▶ [TASK TO COMPLETE]:
Return every line of the records that contains the word "Because". Case counts.

## BEGIN

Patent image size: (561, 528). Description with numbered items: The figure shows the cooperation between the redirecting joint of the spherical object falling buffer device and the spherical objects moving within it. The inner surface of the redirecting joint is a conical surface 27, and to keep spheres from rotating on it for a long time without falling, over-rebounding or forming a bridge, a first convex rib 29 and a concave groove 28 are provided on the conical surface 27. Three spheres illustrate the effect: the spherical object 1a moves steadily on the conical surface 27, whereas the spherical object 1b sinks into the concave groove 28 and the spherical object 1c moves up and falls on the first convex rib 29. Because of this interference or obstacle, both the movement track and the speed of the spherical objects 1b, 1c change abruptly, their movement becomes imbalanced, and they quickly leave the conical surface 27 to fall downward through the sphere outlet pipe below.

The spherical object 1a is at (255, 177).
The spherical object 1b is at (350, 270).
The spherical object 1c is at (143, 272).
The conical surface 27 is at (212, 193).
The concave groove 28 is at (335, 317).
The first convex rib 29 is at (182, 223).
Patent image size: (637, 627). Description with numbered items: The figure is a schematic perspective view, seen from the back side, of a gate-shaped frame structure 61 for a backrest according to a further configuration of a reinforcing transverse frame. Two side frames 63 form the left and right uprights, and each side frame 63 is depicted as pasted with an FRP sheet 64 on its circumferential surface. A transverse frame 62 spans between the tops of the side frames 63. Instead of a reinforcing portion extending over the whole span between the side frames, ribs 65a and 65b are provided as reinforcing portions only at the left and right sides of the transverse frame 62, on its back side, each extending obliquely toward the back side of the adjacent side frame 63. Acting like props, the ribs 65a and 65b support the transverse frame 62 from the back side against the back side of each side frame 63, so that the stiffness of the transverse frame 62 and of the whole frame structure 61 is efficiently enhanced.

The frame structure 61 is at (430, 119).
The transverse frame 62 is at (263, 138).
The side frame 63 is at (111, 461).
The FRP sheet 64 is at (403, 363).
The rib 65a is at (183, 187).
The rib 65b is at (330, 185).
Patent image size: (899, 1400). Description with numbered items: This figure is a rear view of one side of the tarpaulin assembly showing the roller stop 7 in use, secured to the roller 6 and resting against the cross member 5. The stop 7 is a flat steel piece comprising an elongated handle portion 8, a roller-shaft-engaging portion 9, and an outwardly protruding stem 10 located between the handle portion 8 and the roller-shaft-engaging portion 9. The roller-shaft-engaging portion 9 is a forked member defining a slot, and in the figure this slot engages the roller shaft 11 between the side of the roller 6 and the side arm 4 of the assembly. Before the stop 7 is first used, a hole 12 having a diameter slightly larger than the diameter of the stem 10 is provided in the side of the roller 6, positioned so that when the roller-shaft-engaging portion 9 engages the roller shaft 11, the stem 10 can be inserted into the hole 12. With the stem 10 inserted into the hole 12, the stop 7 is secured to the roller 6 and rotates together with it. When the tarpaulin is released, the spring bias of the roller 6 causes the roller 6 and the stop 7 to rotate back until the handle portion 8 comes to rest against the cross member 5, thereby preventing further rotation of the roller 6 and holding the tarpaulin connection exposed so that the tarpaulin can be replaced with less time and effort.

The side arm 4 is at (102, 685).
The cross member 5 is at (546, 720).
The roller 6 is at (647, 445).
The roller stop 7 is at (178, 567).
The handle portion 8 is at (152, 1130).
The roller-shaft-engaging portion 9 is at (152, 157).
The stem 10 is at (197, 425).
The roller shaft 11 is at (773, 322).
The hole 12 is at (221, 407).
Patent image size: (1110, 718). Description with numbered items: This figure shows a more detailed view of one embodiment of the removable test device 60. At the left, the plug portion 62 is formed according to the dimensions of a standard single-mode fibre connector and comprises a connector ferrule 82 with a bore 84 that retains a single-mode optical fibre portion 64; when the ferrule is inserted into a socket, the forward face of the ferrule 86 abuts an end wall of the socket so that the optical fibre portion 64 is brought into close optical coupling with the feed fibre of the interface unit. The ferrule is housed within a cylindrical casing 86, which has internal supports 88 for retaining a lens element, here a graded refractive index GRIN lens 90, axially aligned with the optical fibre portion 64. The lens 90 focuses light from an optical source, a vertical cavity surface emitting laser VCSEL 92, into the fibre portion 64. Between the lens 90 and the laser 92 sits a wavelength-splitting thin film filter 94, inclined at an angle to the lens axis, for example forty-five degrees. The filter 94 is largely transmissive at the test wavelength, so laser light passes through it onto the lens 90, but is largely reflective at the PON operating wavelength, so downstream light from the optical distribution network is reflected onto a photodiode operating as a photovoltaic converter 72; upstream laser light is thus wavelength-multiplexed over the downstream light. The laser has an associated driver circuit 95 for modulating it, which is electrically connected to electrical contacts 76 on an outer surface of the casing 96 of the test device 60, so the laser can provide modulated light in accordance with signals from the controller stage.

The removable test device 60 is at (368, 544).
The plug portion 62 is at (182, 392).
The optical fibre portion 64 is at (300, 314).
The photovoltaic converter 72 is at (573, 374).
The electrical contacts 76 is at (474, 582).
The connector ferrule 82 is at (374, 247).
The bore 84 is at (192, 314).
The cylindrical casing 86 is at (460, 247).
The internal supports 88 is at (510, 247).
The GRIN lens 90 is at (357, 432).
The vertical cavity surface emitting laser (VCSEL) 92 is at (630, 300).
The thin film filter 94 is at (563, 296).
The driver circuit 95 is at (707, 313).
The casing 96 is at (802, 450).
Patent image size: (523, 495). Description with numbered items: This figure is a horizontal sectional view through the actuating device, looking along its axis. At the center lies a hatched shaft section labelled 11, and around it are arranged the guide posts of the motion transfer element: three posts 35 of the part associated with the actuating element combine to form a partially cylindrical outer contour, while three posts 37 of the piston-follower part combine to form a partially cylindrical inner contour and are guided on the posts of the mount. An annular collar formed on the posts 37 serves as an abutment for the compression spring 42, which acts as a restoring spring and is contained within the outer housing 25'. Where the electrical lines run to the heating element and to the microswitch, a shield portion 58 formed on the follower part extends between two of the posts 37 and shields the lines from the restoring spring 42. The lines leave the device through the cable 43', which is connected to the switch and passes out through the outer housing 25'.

## END

▶ [COMPLETE RESPONSE]:
Patent image size: (561, 528). Description with numbered items: The figure shows the cooperation between the redirecting joint of the spherical object falling buffer device and the spherical objects moving within it. The inner surface of the redirecting joint is a conical surface 27, and to keep spheres from rotating on it for a long time without falling, over-rebounding or forming a bridge, a first convex rib 29 and a concave groove 28 are provided on the conical surface 27. Three spheres illustrate the effect: the spherical object 1a moves steadily on the conical surface 27, whereas the spherical object 1b sinks into the concave groove 28 and the spherical object 1c moves up and falls on the first convex rib 29. Because of this interference or obstacle, both the movement track and the speed of the spherical objects 1b, 1c change abruptly, their movement becomes imbalanced, and they quickly leave the conical surface 27 to fall downward through the sphere outlet pipe below.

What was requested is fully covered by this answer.